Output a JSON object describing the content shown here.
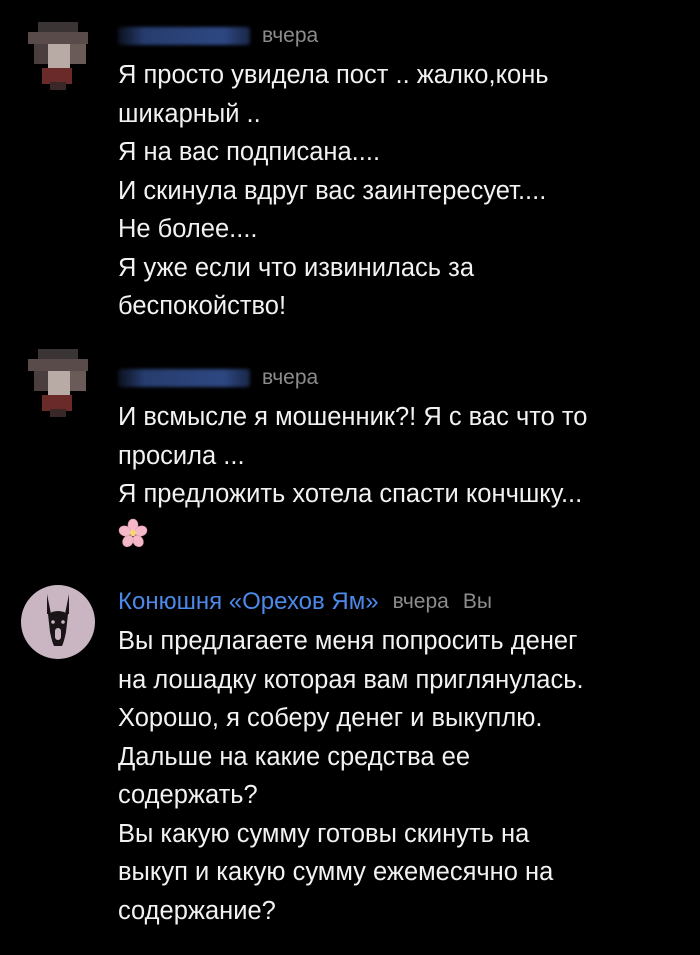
{
  "comments": [
    {
      "avatar_icon": "blurred-avatar-icon",
      "author_hidden": true,
      "time": "вчера",
      "lines": [
        "Я просто увидела пост .. жалко,конь",
        "шикарный ..",
        "Я на вас подписана....",
        "И скинула вдруг вас заинтересует....",
        "Не более....",
        "Я уже если что извинилась за",
        "беспокойство!"
      ]
    },
    {
      "avatar_icon": "blurred-avatar-icon",
      "author_hidden": true,
      "time": "вчера",
      "lines": [
        "И всмысле я мошенник?! Я с вас что то",
        "просила ...",
        "Я предложить хотела спасти кончшку..."
      ],
      "emoji_icon": "cherry-blossom-icon"
    },
    {
      "avatar_icon": "donkey-logo-icon",
      "author": "Конюшня «Орехов Ям»",
      "time": "вчера",
      "you_label": "Вы",
      "lines": [
        "Вы предлагаете меня попросить денег",
        "на лошадку которая вам приглянулась.",
        "Хорошо, я соберу денег и выкуплю.",
        "Дальше на какие средства ее",
        "содержать?",
        "Вы какую сумму готовы скинуть на",
        "выкуп и какую сумму ежемесячно на",
        "содержание?"
      ]
    }
  ],
  "colors": {
    "background": "#000000",
    "text": "#f2f2f2",
    "author_link": "#4c89e8",
    "muted": "#8c8c8c"
  }
}
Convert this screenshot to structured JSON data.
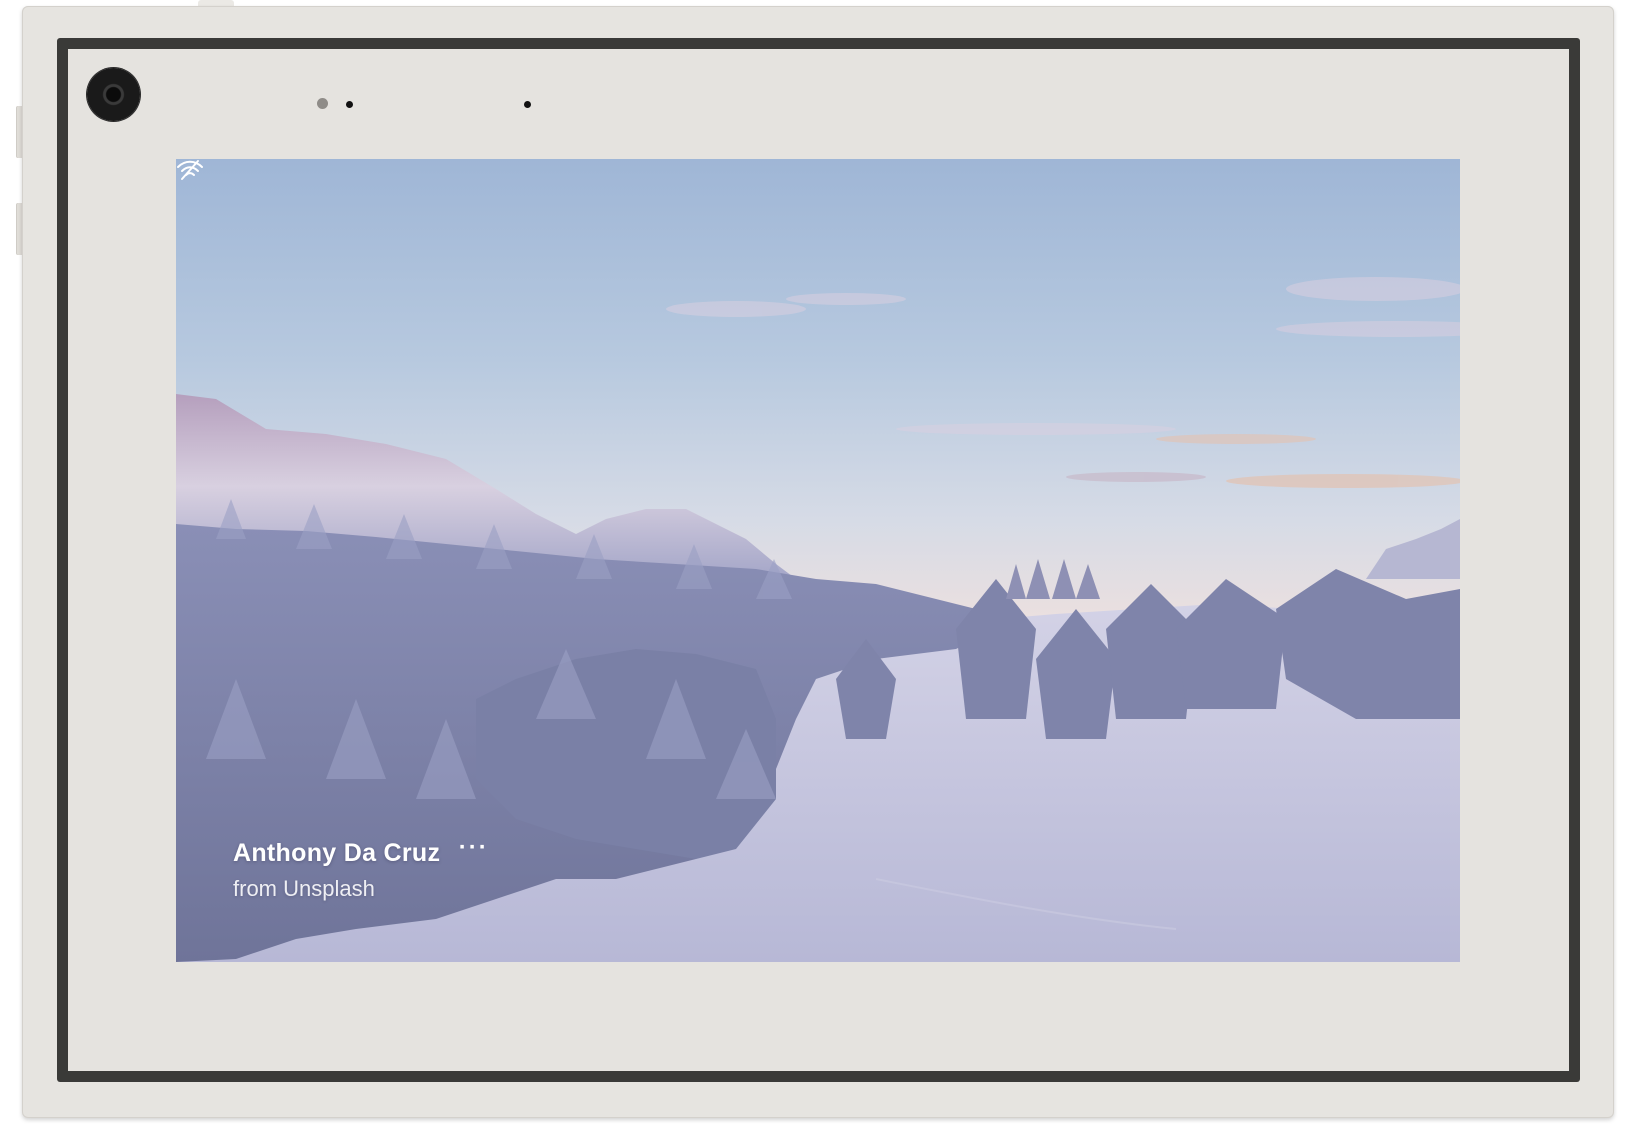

— DO THIS —
Of the lines above, copy each that contains "icon".

— TASK OUTPUT —
      "avatar_icon": "blurred-avatar-icon",
      "avatar_icon": "blurred-avatar-icon",
      "emoji_icon": "cherry-blossom-icon"
      "avatar_icon": "donkey-logo-icon",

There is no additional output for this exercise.